_Quoted text_:
_ _ _ _

Beyond Horizontal Convection

Principal Investigator: 
Collaborators: 
Kraig Bates Winters, Scripps Institution of Oceanography
Proposal Abstract: 

INTELLECTUAL MERIT 

This proposal is a renewal of OCE-0926481 Horizontal Convection: The Role of Turbulence. Horizontal convection (HC) is the generic designation for the circulation resulting from differential heating along one horizontal boundary of a fluid. The full problem of the Meridional Overturning Circulation is complex and difficult, involving thermal, haline and mechanical forcing. We have been working on understanding single-component horizontal convection, which is commonly viewed as a simplified conceptual model of the MOC. Our work in OCE-0926481, and that of other groups, suggest that the gap between HC and the ocean is not only quantitative, but also qualitative, Hence the title “Beyond Horizontal Convection.” The goal of this proposal is to move from the overly simplified problem of HC toward the richer dynamical setting of the ocean.

_ _ _ _

_Given task 1_:
According to the proposal abstract, what kinds of forcing does the full Meridional Overturning Circulation problem involve? List all of them.
_Given task 2_:
In the proposal abstract, which earlier project is this proposal a renewal of?
_Given task 3_:
From the proposal abstract, extract the passage starting with "INTELLECTUAL MERIT" and going on through "of the ocean.".
Rely solely on the proposal abstract above.

[Entries drawn from a collection]
_ _ _ _

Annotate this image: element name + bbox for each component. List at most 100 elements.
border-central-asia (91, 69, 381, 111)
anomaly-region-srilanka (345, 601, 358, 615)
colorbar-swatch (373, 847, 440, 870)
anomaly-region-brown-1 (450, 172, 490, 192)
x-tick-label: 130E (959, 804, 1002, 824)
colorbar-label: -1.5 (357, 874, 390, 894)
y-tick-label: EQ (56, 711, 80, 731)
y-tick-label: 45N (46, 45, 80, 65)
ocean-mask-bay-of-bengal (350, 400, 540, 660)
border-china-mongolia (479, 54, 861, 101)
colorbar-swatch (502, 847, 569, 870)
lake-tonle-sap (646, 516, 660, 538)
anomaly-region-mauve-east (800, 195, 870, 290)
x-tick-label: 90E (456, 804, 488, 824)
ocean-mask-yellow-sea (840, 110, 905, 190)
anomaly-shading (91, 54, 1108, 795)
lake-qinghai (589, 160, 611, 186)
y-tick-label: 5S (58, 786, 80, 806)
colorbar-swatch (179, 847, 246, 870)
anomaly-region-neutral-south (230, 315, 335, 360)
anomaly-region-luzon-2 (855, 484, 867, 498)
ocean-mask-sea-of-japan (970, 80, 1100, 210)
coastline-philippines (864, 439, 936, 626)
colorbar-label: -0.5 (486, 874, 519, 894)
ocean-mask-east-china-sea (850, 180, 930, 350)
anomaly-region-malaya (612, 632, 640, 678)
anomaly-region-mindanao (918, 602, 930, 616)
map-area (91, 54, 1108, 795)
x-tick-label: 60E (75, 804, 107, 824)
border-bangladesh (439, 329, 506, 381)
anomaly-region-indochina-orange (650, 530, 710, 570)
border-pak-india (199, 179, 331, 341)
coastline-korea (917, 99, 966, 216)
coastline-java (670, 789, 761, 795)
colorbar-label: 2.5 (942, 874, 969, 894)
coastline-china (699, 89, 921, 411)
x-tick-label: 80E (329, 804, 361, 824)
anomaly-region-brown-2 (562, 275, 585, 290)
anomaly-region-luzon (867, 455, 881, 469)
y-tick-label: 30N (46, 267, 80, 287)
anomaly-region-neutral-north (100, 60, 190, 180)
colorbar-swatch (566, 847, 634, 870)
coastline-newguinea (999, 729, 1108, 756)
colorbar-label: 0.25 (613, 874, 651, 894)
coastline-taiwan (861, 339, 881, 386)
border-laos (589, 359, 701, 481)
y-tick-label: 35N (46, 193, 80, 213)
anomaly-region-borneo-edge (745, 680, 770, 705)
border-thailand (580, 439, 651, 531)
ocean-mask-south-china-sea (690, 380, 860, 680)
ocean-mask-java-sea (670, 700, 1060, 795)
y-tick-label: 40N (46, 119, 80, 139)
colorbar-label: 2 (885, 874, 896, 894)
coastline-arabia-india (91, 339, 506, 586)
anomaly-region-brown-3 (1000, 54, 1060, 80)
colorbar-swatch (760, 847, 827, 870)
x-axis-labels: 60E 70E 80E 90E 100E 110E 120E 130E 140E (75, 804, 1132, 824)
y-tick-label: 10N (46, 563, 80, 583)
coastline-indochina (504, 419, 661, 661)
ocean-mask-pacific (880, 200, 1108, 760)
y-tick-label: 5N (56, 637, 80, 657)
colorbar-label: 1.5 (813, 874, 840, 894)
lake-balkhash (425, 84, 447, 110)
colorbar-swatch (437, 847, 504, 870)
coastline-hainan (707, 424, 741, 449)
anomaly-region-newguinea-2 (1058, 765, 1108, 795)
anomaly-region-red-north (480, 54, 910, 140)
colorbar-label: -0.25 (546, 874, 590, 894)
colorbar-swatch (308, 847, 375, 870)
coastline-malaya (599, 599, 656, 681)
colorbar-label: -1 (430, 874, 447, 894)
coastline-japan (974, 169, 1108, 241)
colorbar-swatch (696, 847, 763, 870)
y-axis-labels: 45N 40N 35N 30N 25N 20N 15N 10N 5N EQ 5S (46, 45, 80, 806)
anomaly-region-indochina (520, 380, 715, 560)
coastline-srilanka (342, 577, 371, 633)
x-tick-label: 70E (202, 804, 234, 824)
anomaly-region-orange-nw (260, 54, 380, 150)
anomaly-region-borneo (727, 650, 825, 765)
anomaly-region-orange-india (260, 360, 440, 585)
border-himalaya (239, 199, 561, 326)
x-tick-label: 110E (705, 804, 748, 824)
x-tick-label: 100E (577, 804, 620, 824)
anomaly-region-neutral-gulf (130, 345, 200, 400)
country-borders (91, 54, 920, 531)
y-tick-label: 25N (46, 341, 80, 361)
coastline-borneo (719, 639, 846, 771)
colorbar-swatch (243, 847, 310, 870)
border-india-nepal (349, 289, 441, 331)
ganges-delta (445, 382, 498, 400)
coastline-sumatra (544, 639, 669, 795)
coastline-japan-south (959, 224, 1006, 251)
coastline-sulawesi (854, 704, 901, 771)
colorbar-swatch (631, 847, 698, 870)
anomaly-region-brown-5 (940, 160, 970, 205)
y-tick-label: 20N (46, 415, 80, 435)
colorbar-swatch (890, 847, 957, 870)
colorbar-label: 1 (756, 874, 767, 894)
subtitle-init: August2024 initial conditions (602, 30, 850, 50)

_ _ _ _

_Final answer 1_:
Thermal, haline and mechanical forcing.

_Final answer 2_:
OCE-0926481, Horizontal Convection: The Role of Turbulence.

_Final answer 3_:
INTELLECTUAL MERIT 

This proposal is a renewal of OCE-0926481 Horizontal Convection: The Role of Turbulence. Horizontal convection (HC) is the generic designation for the circulation resulting from differential heating along one horizontal boundary of a fluid. The full problem of the Meridional Overturning Circulation is complex and difficult, involving thermal, haline and mechanical forcing. We have been working on understanding single-component horizontal convection, which is commonly viewed as a simplified conceptual model of the MOC. Our work in OCE-0926481, and that of other groups, suggest that the gap between HC and the ocean is not only quantitative, but also qualitative, Hence the title “Beyond Horizontal Convection.” The goal of this proposal is to move from the overly simplified problem of HC toward the richer dynamical setting of the ocean.